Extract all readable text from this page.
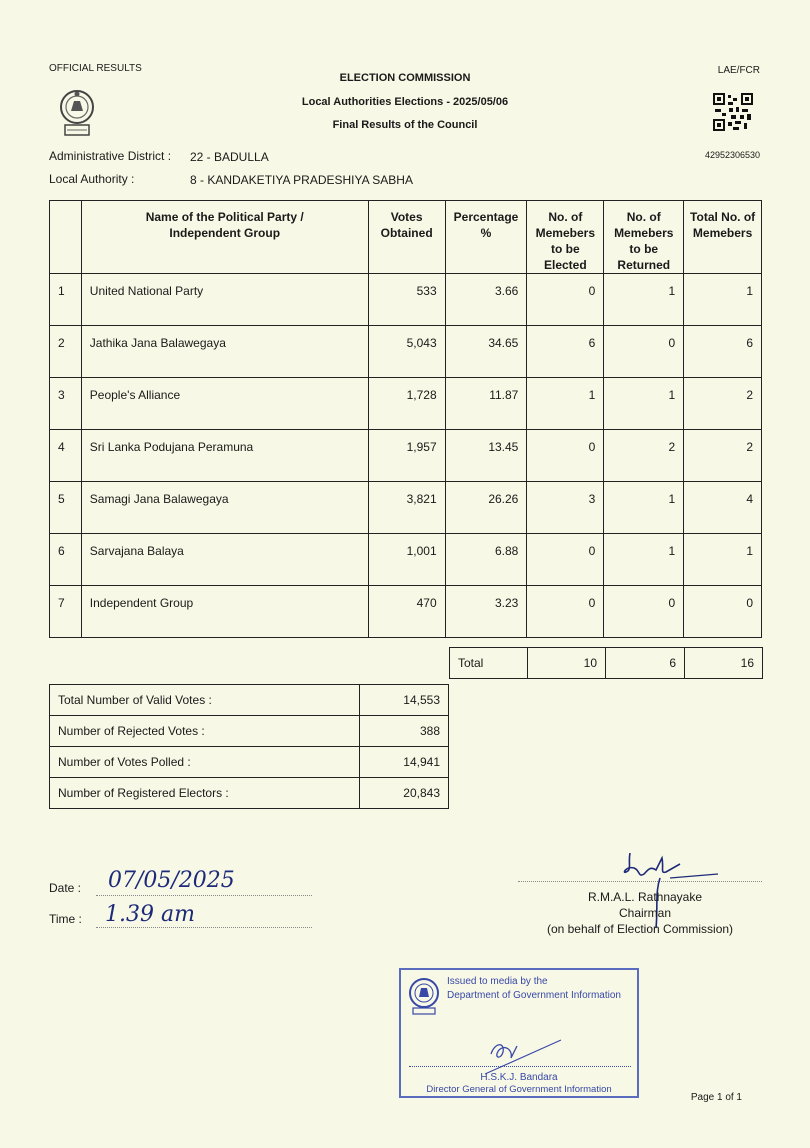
OFFICIAL RESULTS	LAE/FCR
ELECTION COMMISSION
Local Authorities Elections - 2025/05/06
Final Results of the Council
42952306530
Administrative District : 22 - BADULLA
Local Authority :	8 - KANDAKETIYA PRADESHIYA SABHA
	Name of the Political Party / Independent Group	Votes Obtained	Percentage %	No. of Memebers to be Elected	No. of Memebers to be Returned	Total No. of Memebers
1	United National Party	533	3.66	0	1	1
2	Jathika Jana Balawegaya	5,043	34.65	6	0	6
3	People's Alliance	1,728	11.87	1	1	2
4	Sri Lanka Podujana Peramuna	1,957	13.45	0	2	2
5	Samagi Jana Balawegaya	3,821	26.26	3	1	4
6	Sarvajana Balaya	1,001	6.88	0	1	1
7	Independent Group	470	3.23	0	0	0
Total	10	6	16
Total Number of Valid Votes :	14,553
Number of Rejected Votes :	388
Number of Votes Polled :	14,941
Number of Registered Electors :	20,843
Date : 07/05/2025
Time : 1.39 am
R.M.A.L. Rathnayake
Chairman
(on behalf of Election Commission)
Issued to media by the
Department of Government Information
H.S.K.J. Bandara
Director General of Government Information
Page 1 of 1
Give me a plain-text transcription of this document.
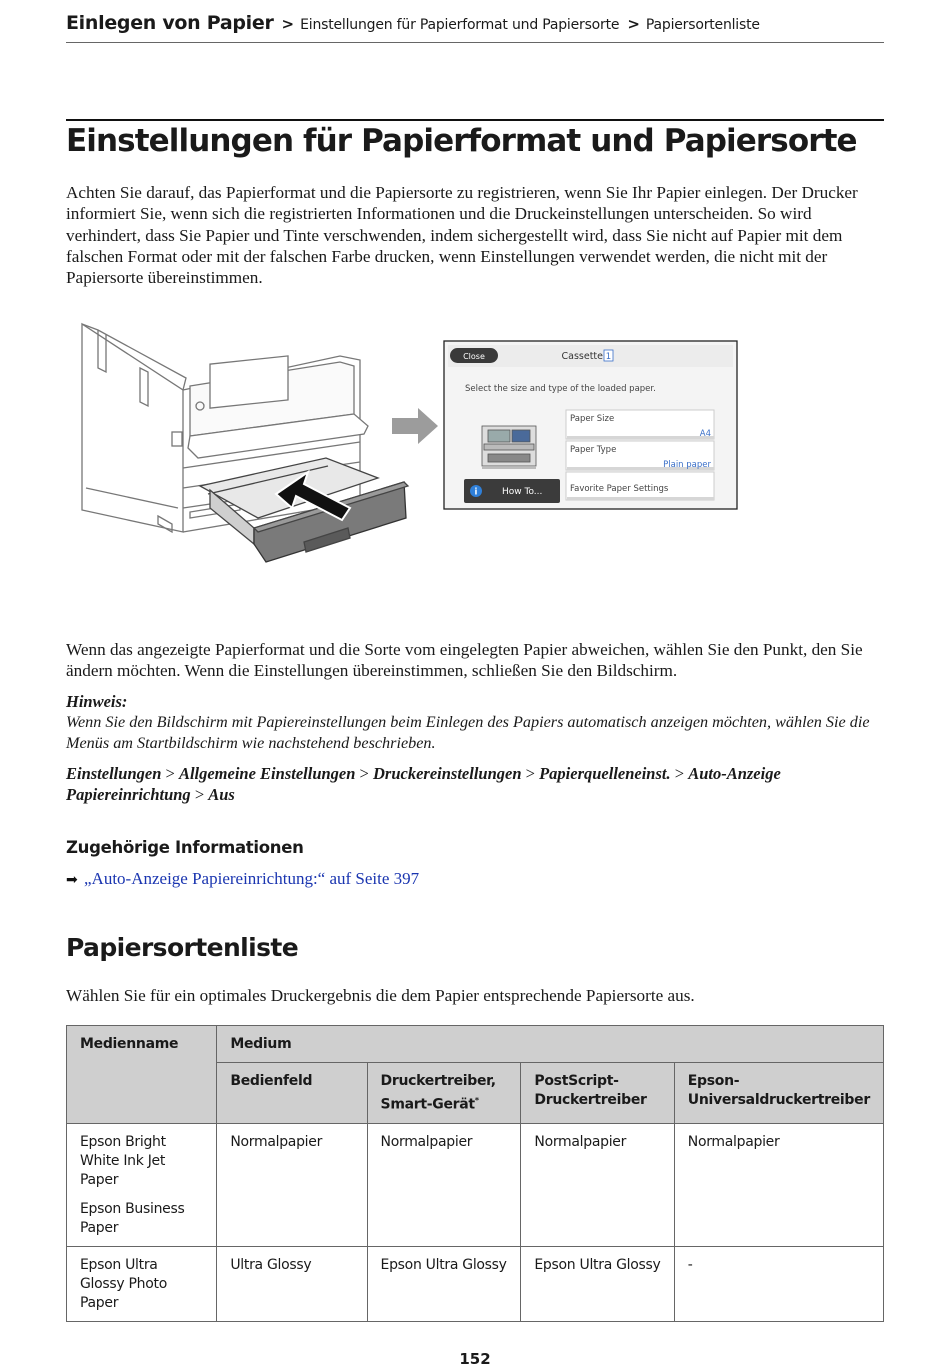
Einlegen von Papier > Einstellungen für Papierformat und Papiersorte > Papiersortenliste
Einstellungen für Papierformat und Papiersorte

Achten Sie darauf, das Papierformat und die Papiersorte zu registrieren, wenn Sie Ihr Papier einlegen. Der Drucker informiert Sie, wenn sich die registrierten Informationen und die Druckeinstellungen unterscheiden. So wird verhindert, dass Sie Papier und Tinte verschwenden, indem sichergestellt wird, dass Sie nicht auf Papier mit dem falschen Format oder mit der falschen Farbe drucken, wenn Einstellungen verwendet werden, die nicht mit der Papiersorte übereinstimmen.

Close	Cassette 1
Select the size and type of the loaded paper.
Paper Size
A4
Paper Type
Plain paper
Favorite Paper Settings
i	How To...

Wenn das angezeigte Papierformat und die Sorte vom eingelegten Papier abweichen, wählen Sie den Punkt, den Sie ändern möchten. Wenn die Einstellungen übereinstimmen, schließen Sie den Bildschirm.

Hinweis:

Wenn Sie den Bildschirm mit Papiereinstellungen beim Einlegen des Papiers automatisch anzeigen möchten, wählen Sie die Menüs am Startbildschirm wie nachstehend beschrieben.

Einstellungen > Allgemeine Einstellungen > Druckereinstellungen > Papierquelleneinst. > Auto-Anzeige Papiereinrichtung > Aus

Zugehörige Informationen
➡ „Auto-Anzeige Papiereinrichtung:“ auf Seite 397
Papiersortenliste

Wählen Sie für ein optimales Druckergebnis die dem Papier entsprechende Papiersorte aus.

Medienname	Medium			
	Bedienfeld	Druckertreiber, Smart-Gerät*	PostScript-Druckertreiber	Epson-Universaldruckertreiber

Epson Bright White Ink Jet Paper

Epson Business Paper	Normalpapier	Normalpapier	Normalpapier	Normalpapier

Epson Ultra Glossy Photo Paper	Ultra Glossy	Epson Ultra Glossy	Epson Ultra Glossy	-
152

•••••

**What to work on**. Report how many lines of the listing hold the word "Informationen", with nothing but the number.

**Result of this exercise**. 2